§ **ENTRIES**:
═══

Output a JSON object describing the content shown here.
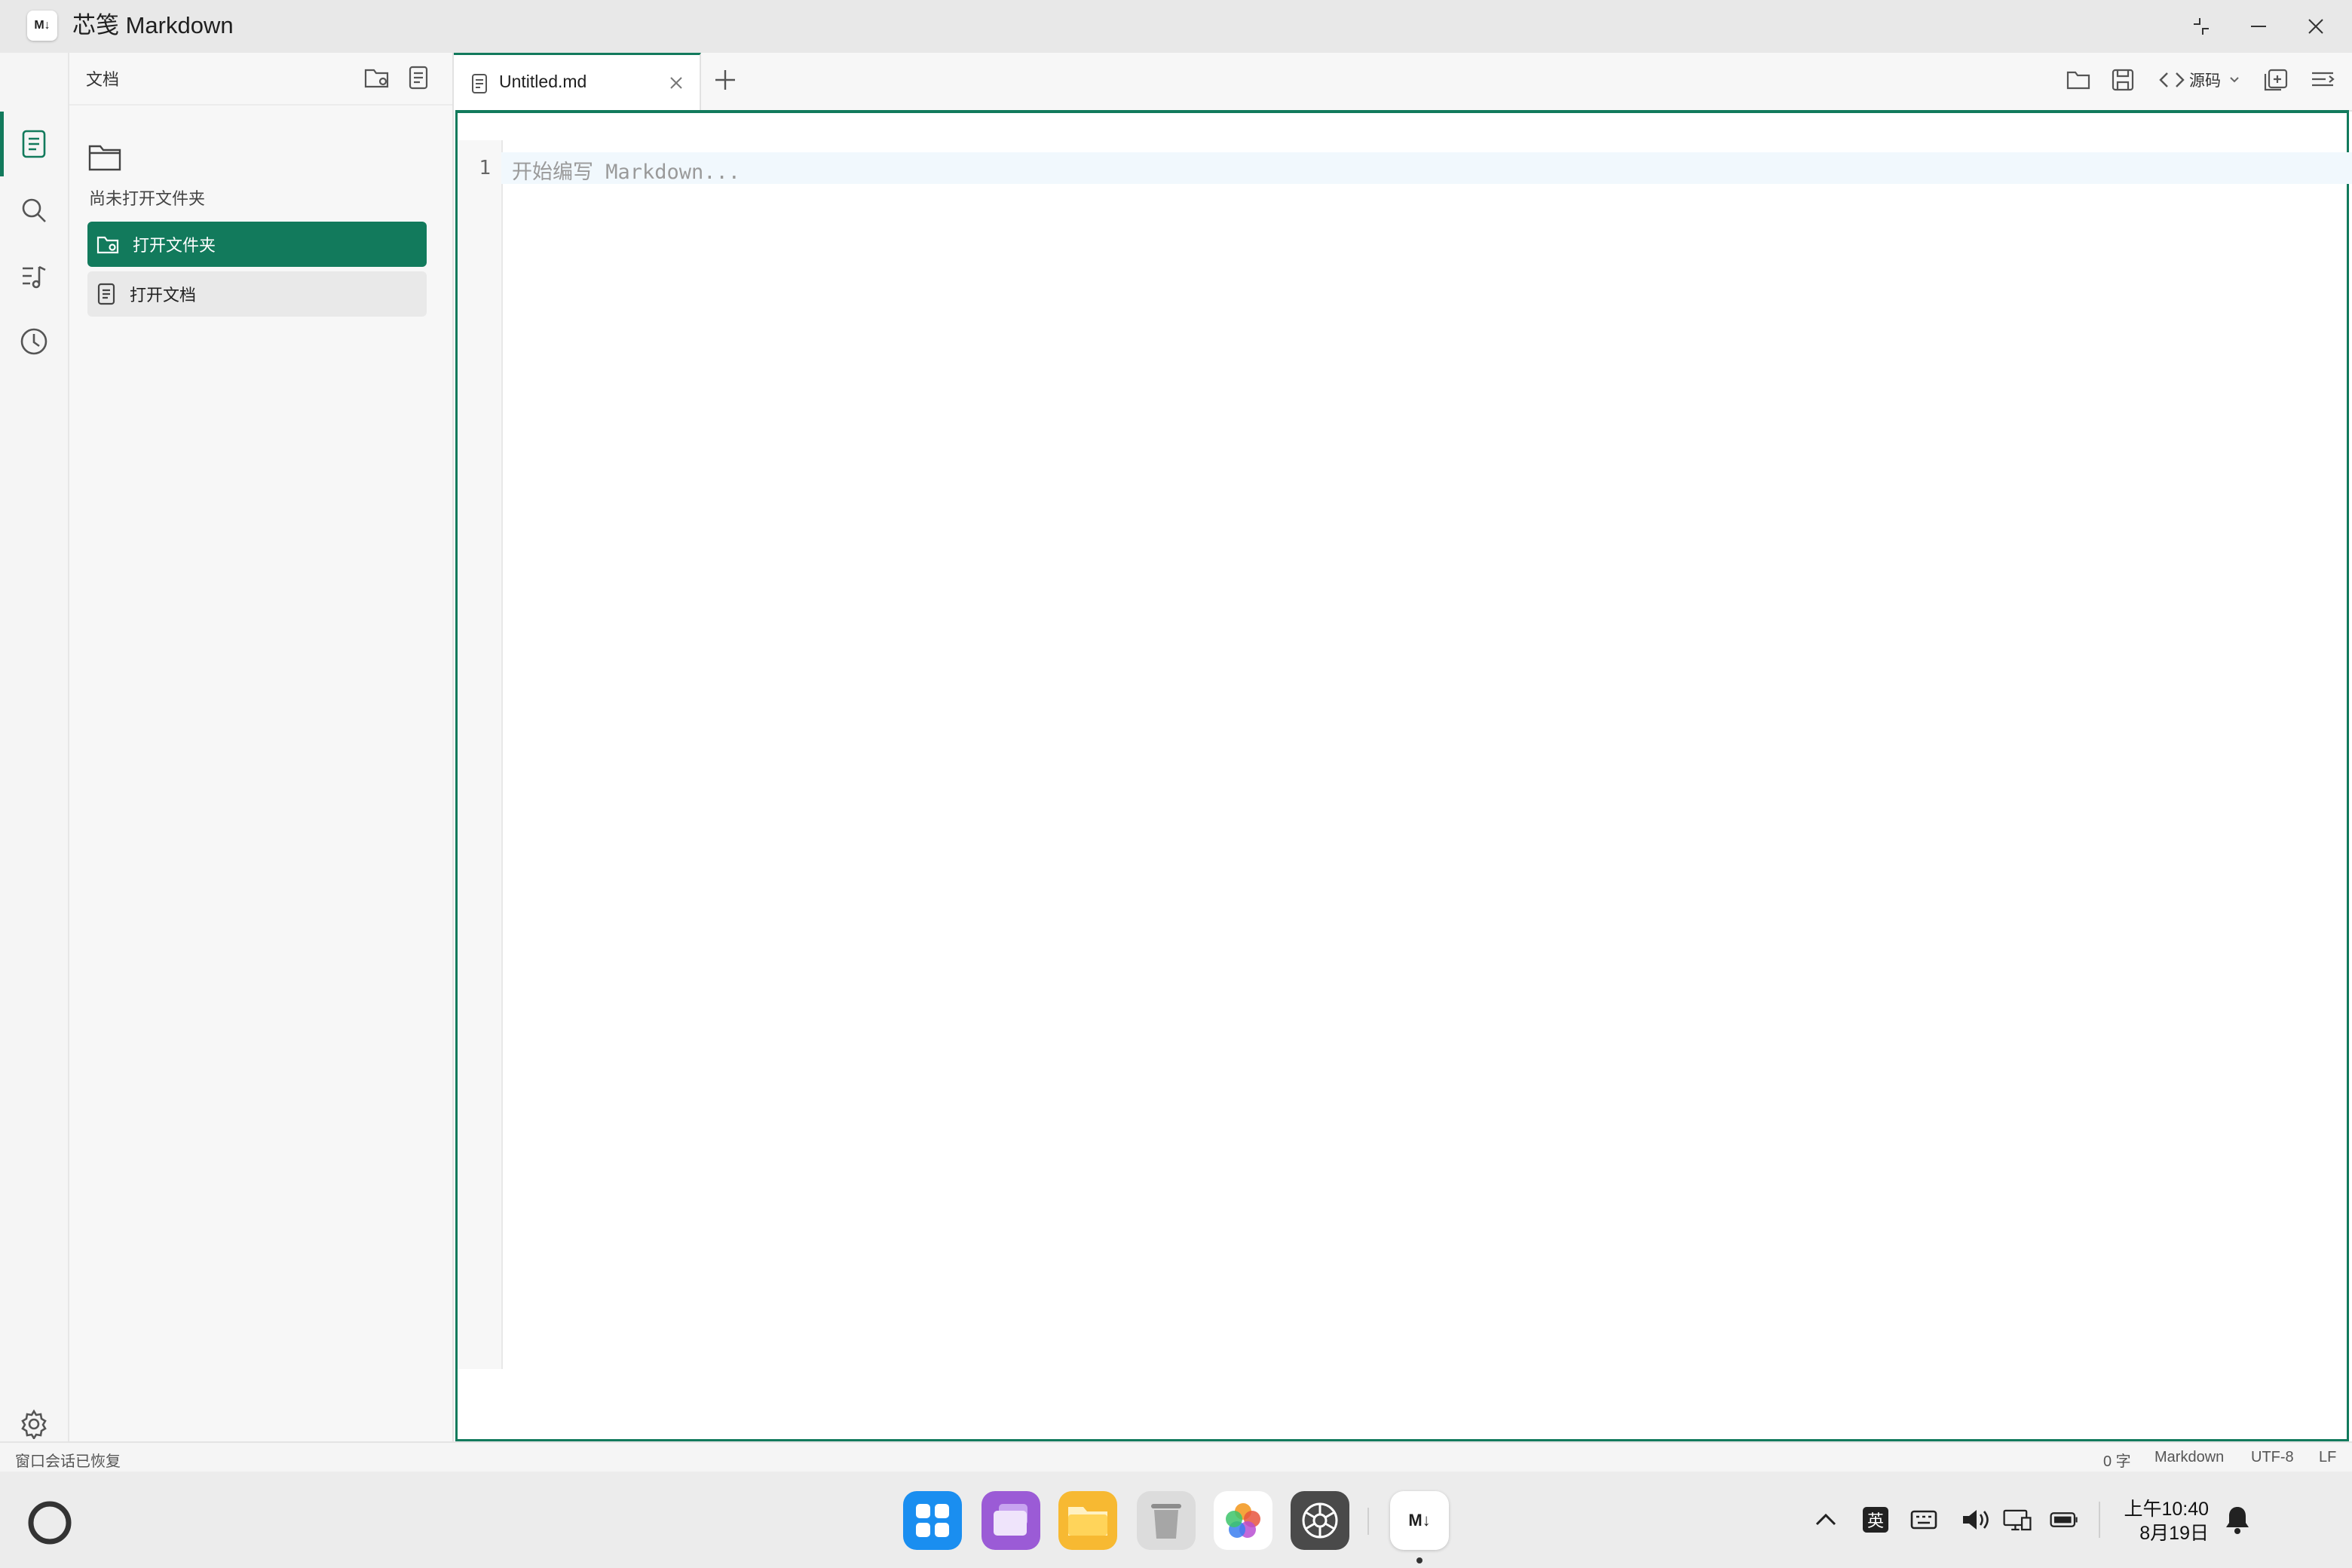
{
  "window": {
    "title": "芯笺 Markdown",
    "app_icon_text": "M↓"
  },
  "activity_bar": {
    "items": [
      "document-icon",
      "search-icon",
      "outline-icon",
      "history-icon"
    ],
    "bottom": "gear-icon"
  },
  "sidebar": {
    "title": "文档",
    "empty_text": "尚未打开文件夹",
    "open_folder_label": "打开文件夹",
    "open_document_label": "打开文档"
  },
  "tabs": [
    {
      "label": "Untitled.md",
      "active": true
    }
  ],
  "toolbar": {
    "view_mode_label": "源码"
  },
  "editor": {
    "line_number": "1",
    "placeholder": "开始编写 Markdown..."
  },
  "status_bar": {
    "message": "窗口会话已恢复",
    "word_count": "0 字",
    "language": "Markdown",
    "encoding": "UTF-8",
    "line_ending": "LF"
  },
  "taskbar": {
    "ime_label": "英",
    "time": "上午10:40",
    "date": "8月19日"
  },
  "colors": {
    "accent": "#127a5c",
    "active_line": "#f1f8fd"
  }
}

═══

§ **TASK INSTRUCTIONS**:
Search the data for the string "Markdown" and copy each line where it appears.

§ **EXPECTED ANSWER**:
    "title": "芯笺 Markdown",
    "placeholder": "开始编写 Markdown..."
    "language": "Markdown",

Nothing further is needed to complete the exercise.